→ **Extracts from a graphics dataset**:
----------------------------------------
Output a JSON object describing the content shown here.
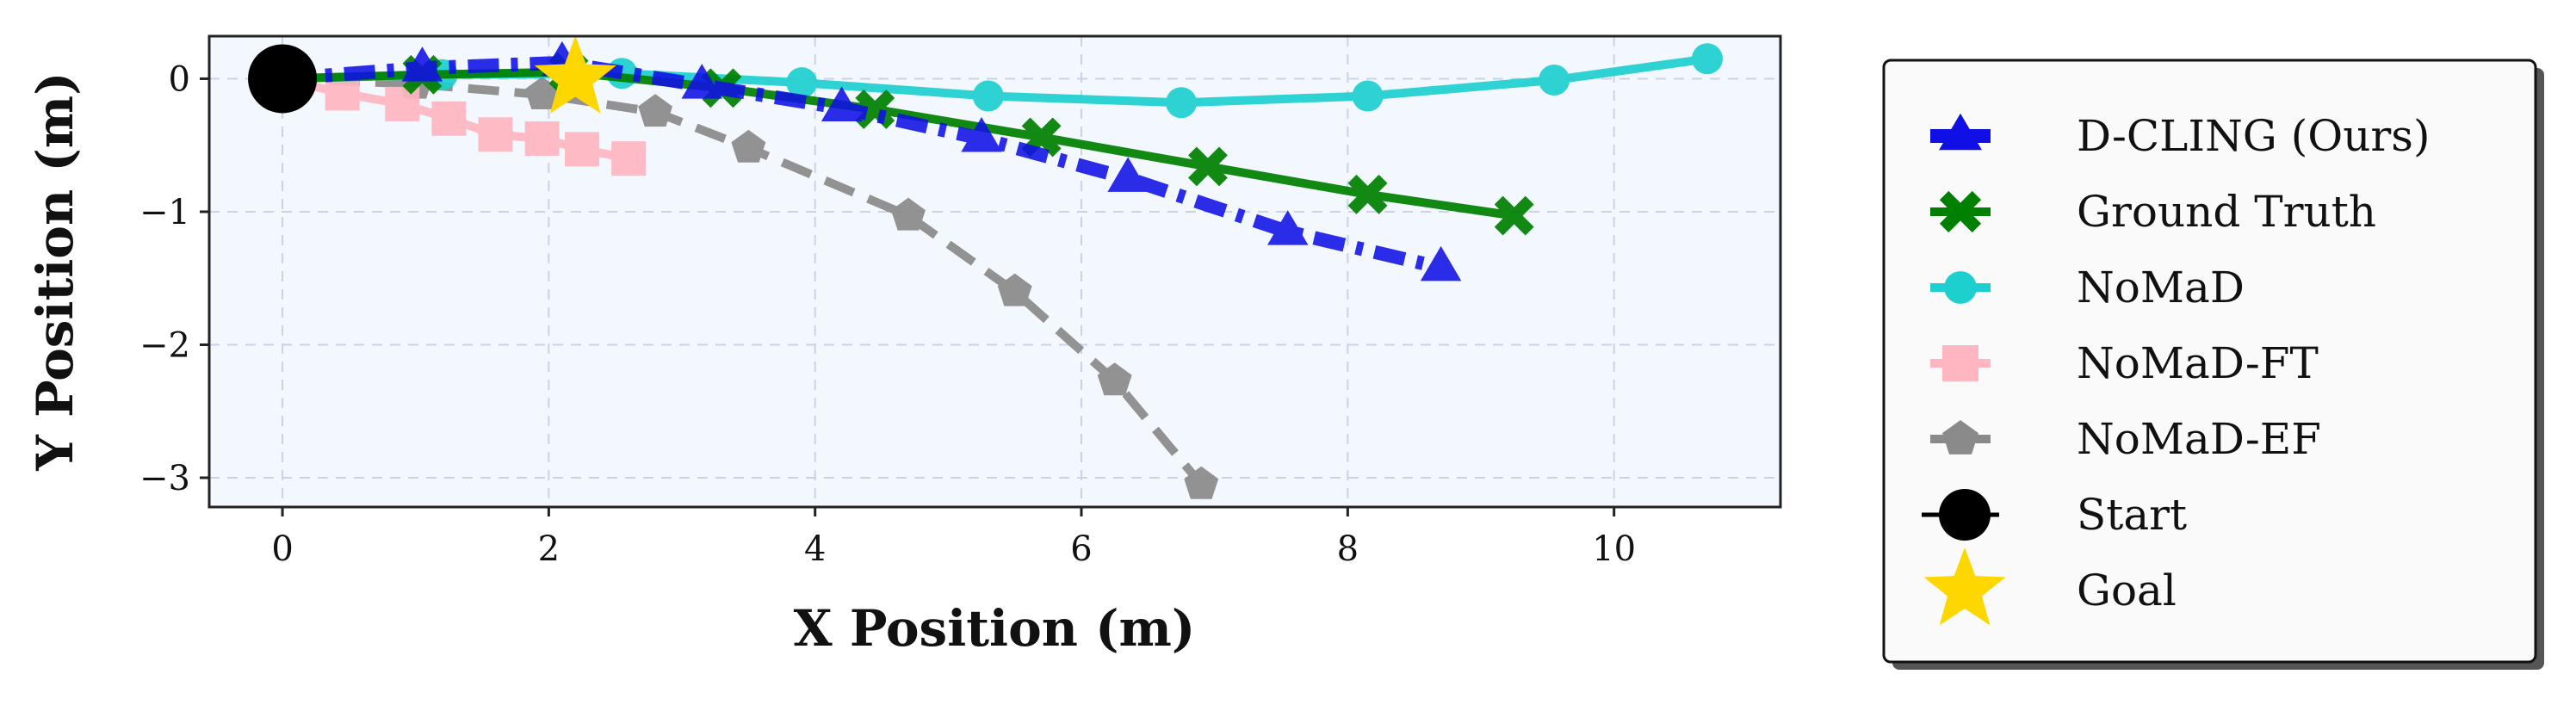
{
  "chart_data": {
    "type": "line",
    "xlabel": "X Position (m)",
    "ylabel": "Y Position (m)",
    "xlim": [
      -0.55,
      11.25
    ],
    "ylim": [
      -3.22,
      0.32
    ],
    "xticks": [
      0,
      2,
      4,
      6,
      8,
      10
    ],
    "yticks": [
      0,
      -1,
      -2,
      -3
    ],
    "xtick_labels": [
      "0",
      "2",
      "4",
      "6",
      "8",
      "10"
    ],
    "ytick_labels": [
      "0",
      "−1",
      "−2",
      "−3"
    ],
    "grid": true,
    "legend_position": "right",
    "background_color": "#f3f8fe",
    "series": [
      {
        "name": "D-CLING (Ours)",
        "color": "#1010e6",
        "line_style": "dashdot",
        "marker": "triangle",
        "x": [
          0.0,
          1.05,
          2.1,
          3.15,
          4.2,
          5.25,
          6.35,
          7.55,
          8.7
        ],
        "y": [
          0.0,
          0.08,
          0.12,
          -0.05,
          -0.22,
          -0.45,
          -0.75,
          -1.15,
          -1.42
        ]
      },
      {
        "name": "Ground Truth",
        "color": "#008000",
        "line_style": "solid",
        "marker": "x",
        "x": [
          0.0,
          1.05,
          2.15,
          3.3,
          4.45,
          5.7,
          6.95,
          8.15,
          9.25
        ],
        "y": [
          0.0,
          0.03,
          0.05,
          -0.07,
          -0.23,
          -0.44,
          -0.66,
          -0.87,
          -1.03
        ]
      },
      {
        "name": "NoMaD",
        "color": "#1ecfcf",
        "line_style": "solid",
        "marker": "circle",
        "x": [
          0.0,
          1.2,
          2.55,
          3.9,
          5.3,
          6.75,
          8.15,
          9.55,
          10.7
        ],
        "y": [
          0.0,
          0.03,
          0.04,
          -0.03,
          -0.13,
          -0.18,
          -0.13,
          -0.01,
          0.15
        ]
      },
      {
        "name": "NoMaD-FT",
        "color": "#ffb6c1",
        "line_style": "solid",
        "marker": "square",
        "x": [
          0.0,
          0.45,
          0.9,
          1.25,
          1.6,
          1.95,
          2.25,
          2.6
        ],
        "y": [
          0.0,
          -0.11,
          -0.19,
          -0.3,
          -0.42,
          -0.45,
          -0.53,
          -0.6
        ]
      },
      {
        "name": "NoMaD-EF",
        "color": "#8a8a8a",
        "line_style": "dashed",
        "marker": "pentagon",
        "x": [
          0.0,
          1.0,
          1.95,
          2.8,
          3.5,
          4.7,
          5.5,
          6.25,
          6.9
        ],
        "y": [
          0.0,
          -0.04,
          -0.12,
          -0.25,
          -0.52,
          -1.03,
          -1.6,
          -2.27,
          -3.05
        ]
      }
    ],
    "start": {
      "name": "Start",
      "x": 0.0,
      "y": 0.0,
      "color": "#000000"
    },
    "goal": {
      "name": "Goal",
      "x": 2.2,
      "y": 0.0,
      "color": "#ffd700"
    }
  }
}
----------------------------------------
→ **Exercise**:
Transcribe the complete set of entries verbatim. No pictures belong in the copy.

→ **Task response**:
Output a JSON object describing the content shown here.
{
  "chart_data": {
    "type": "line",
    "xlabel": "X Position (m)",
    "ylabel": "Y Position (m)",
    "xlim": [
      -0.55,
      11.25
    ],
    "ylim": [
      -3.22,
      0.32
    ],
    "xticks": [
      0,
      2,
      4,
      6,
      8,
      10
    ],
    "yticks": [
      0,
      -1,
      -2,
      -3
    ],
    "xtick_labels": [
      "0",
      "2",
      "4",
      "6",
      "8",
      "10"
    ],
    "ytick_labels": [
      "0",
      "−1",
      "−2",
      "−3"
    ],
    "grid": true,
    "legend_position": "right",
    "background_color": "#f3f8fe",
    "series": [
      {
        "name": "D-CLING (Ours)",
        "color": "#1010e6",
        "line_style": "dashdot",
        "marker": "triangle",
        "x": [
          0.0,
          1.05,
          2.1,
          3.15,
          4.2,
          5.25,
          6.35,
          7.55,
          8.7
        ],
        "y": [
          0.0,
          0.08,
          0.12,
          -0.05,
          -0.22,
          -0.45,
          -0.75,
          -1.15,
          -1.42
        ]
      },
      {
        "name": "Ground Truth",
        "color": "#008000",
        "line_style": "solid",
        "marker": "x",
        "x": [
          0.0,
          1.05,
          2.15,
          3.3,
          4.45,
          5.7,
          6.95,
          8.15,
          9.25
        ],
        "y": [
          0.0,
          0.03,
          0.05,
          -0.07,
          -0.23,
          -0.44,
          -0.66,
          -0.87,
          -1.03
        ]
      },
      {
        "name": "NoMaD",
        "color": "#1ecfcf",
        "line_style": "solid",
        "marker": "circle",
        "x": [
          0.0,
          1.2,
          2.55,
          3.9,
          5.3,
          6.75,
          8.15,
          9.55,
          10.7
        ],
        "y": [
          0.0,
          0.03,
          0.04,
          -0.03,
          -0.13,
          -0.18,
          -0.13,
          -0.01,
          0.15
        ]
      },
      {
        "name": "NoMaD-FT",
        "color": "#ffb6c1",
        "line_style": "solid",
        "marker": "square",
        "x": [
          0.0,
          0.45,
          0.9,
          1.25,
          1.6,
          1.95,
          2.25,
          2.6
        ],
        "y": [
          0.0,
          -0.11,
          -0.19,
          -0.3,
          -0.42,
          -0.45,
          -0.53,
          -0.6
        ]
      },
      {
        "name": "NoMaD-EF",
        "color": "#8a8a8a",
        "line_style": "dashed",
        "marker": "pentagon",
        "x": [
          0.0,
          1.0,
          1.95,
          2.8,
          3.5,
          4.7,
          5.5,
          6.25,
          6.9
        ],
        "y": [
          0.0,
          -0.04,
          -0.12,
          -0.25,
          -0.52,
          -1.03,
          -1.6,
          -2.27,
          -3.05
        ]
      }
    ],
    "start": {
      "name": "Start",
      "x": 0.0,
      "y": 0.0,
      "color": "#000000"
    },
    "goal": {
      "name": "Goal",
      "x": 2.2,
      "y": 0.0,
      "color": "#ffd700"
    }
  }
}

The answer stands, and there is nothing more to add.